DATA EXTRACT
......

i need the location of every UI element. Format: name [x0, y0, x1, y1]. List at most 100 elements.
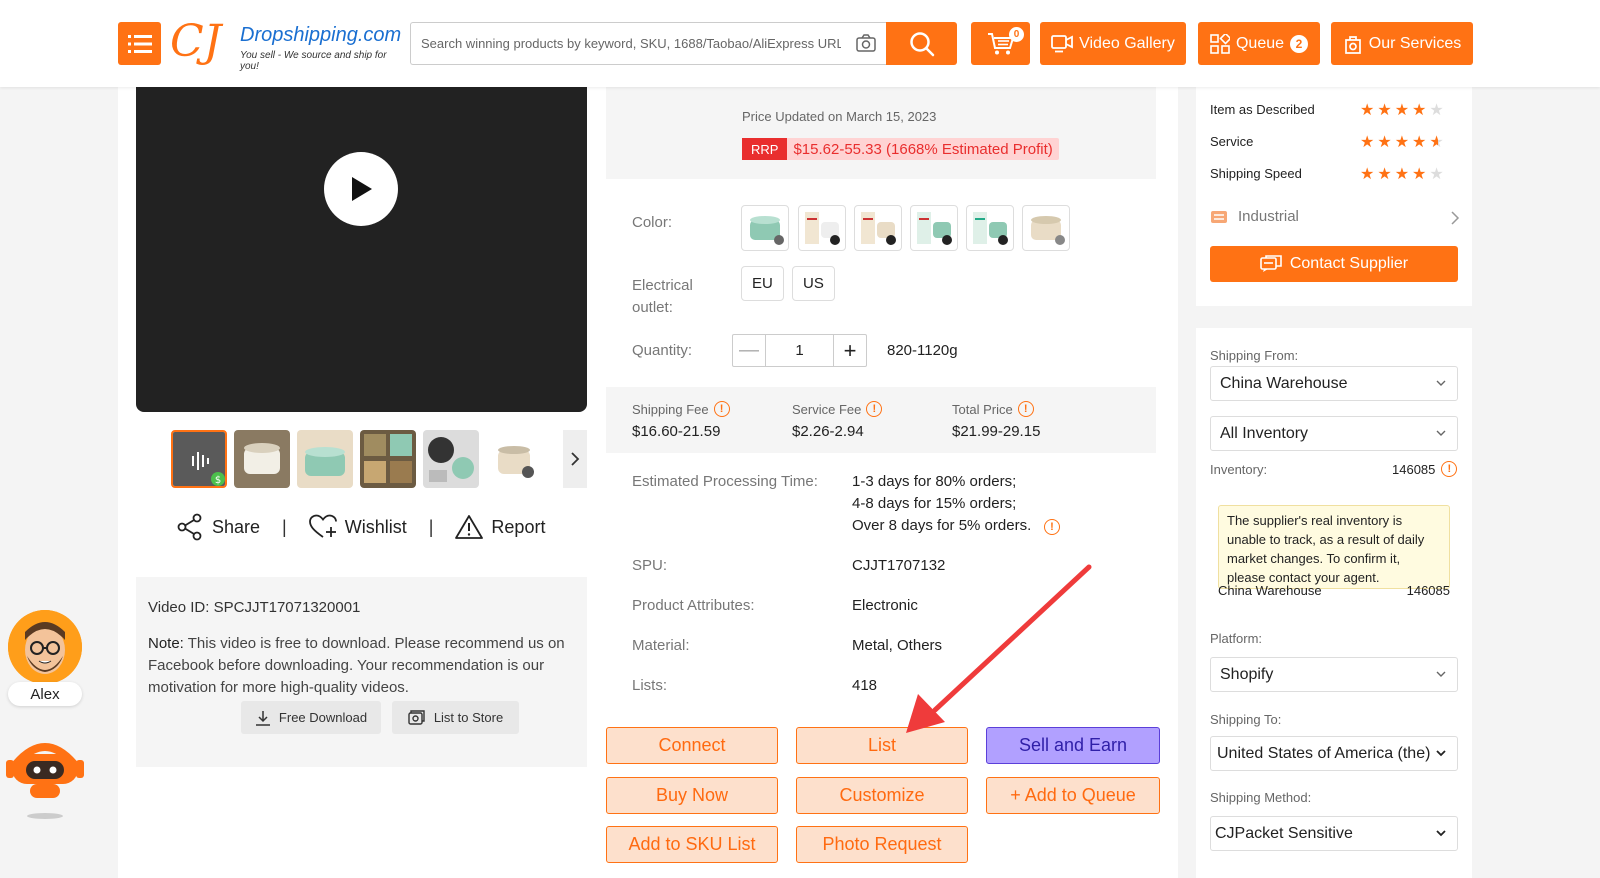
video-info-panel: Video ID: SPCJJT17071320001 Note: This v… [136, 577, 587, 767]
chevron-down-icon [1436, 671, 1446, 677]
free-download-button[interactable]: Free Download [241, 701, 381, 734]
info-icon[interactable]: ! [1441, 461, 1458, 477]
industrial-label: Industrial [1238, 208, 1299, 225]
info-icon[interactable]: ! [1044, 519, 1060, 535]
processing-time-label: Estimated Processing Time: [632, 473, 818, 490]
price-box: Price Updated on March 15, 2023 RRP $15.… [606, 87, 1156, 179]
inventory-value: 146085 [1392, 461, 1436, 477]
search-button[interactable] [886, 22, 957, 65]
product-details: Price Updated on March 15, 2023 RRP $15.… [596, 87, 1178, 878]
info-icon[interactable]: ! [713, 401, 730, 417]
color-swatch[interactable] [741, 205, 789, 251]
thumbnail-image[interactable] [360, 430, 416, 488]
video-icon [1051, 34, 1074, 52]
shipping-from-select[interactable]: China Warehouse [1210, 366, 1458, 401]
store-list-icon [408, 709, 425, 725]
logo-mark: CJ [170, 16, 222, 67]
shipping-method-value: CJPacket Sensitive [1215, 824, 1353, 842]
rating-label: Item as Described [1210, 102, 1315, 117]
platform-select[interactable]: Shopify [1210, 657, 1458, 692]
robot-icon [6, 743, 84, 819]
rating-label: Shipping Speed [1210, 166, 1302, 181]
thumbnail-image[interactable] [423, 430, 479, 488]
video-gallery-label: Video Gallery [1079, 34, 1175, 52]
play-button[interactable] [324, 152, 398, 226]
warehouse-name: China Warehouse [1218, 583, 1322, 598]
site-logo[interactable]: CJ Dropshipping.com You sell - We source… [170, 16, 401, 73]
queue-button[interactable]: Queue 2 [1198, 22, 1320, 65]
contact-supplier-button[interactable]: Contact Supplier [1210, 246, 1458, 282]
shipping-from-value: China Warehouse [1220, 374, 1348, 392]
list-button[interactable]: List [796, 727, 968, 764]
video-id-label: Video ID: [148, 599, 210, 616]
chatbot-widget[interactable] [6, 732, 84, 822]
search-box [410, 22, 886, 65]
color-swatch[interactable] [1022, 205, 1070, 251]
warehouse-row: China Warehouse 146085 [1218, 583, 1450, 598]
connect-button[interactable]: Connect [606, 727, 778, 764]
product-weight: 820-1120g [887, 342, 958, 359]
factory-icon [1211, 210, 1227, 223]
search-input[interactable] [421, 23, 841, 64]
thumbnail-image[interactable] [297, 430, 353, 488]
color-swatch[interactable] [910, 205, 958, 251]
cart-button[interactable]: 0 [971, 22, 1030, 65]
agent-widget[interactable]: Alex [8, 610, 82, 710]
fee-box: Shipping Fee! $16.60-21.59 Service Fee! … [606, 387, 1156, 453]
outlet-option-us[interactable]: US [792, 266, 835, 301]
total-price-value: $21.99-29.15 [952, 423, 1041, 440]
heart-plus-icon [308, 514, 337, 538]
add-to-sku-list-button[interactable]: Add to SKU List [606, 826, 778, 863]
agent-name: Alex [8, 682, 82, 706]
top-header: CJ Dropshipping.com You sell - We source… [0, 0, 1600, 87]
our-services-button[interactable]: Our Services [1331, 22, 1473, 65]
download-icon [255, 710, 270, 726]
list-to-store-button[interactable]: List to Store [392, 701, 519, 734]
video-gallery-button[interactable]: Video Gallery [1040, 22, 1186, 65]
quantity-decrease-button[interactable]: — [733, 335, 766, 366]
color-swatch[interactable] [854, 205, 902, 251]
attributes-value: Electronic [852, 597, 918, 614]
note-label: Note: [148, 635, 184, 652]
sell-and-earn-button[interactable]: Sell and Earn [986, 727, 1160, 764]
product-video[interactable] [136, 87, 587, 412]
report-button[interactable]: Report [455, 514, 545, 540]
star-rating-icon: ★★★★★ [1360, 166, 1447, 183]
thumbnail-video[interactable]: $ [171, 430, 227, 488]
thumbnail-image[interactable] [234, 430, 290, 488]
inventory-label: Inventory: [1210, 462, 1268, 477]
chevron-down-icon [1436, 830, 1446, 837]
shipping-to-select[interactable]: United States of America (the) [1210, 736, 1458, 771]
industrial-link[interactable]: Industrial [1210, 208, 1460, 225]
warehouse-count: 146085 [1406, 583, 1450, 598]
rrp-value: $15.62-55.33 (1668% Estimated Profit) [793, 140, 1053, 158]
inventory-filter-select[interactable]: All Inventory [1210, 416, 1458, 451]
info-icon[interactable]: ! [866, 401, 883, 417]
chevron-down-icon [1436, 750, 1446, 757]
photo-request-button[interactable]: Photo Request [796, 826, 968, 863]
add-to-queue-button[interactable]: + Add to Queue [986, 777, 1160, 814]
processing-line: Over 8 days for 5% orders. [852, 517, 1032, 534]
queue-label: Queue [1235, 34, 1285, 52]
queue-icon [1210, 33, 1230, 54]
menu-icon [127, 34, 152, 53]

......

WHAT THE EXERCISE ASKS
State how many lines of the records above contain the string "Industrial", matching case exactly, and give only that number.

SOLUTION
2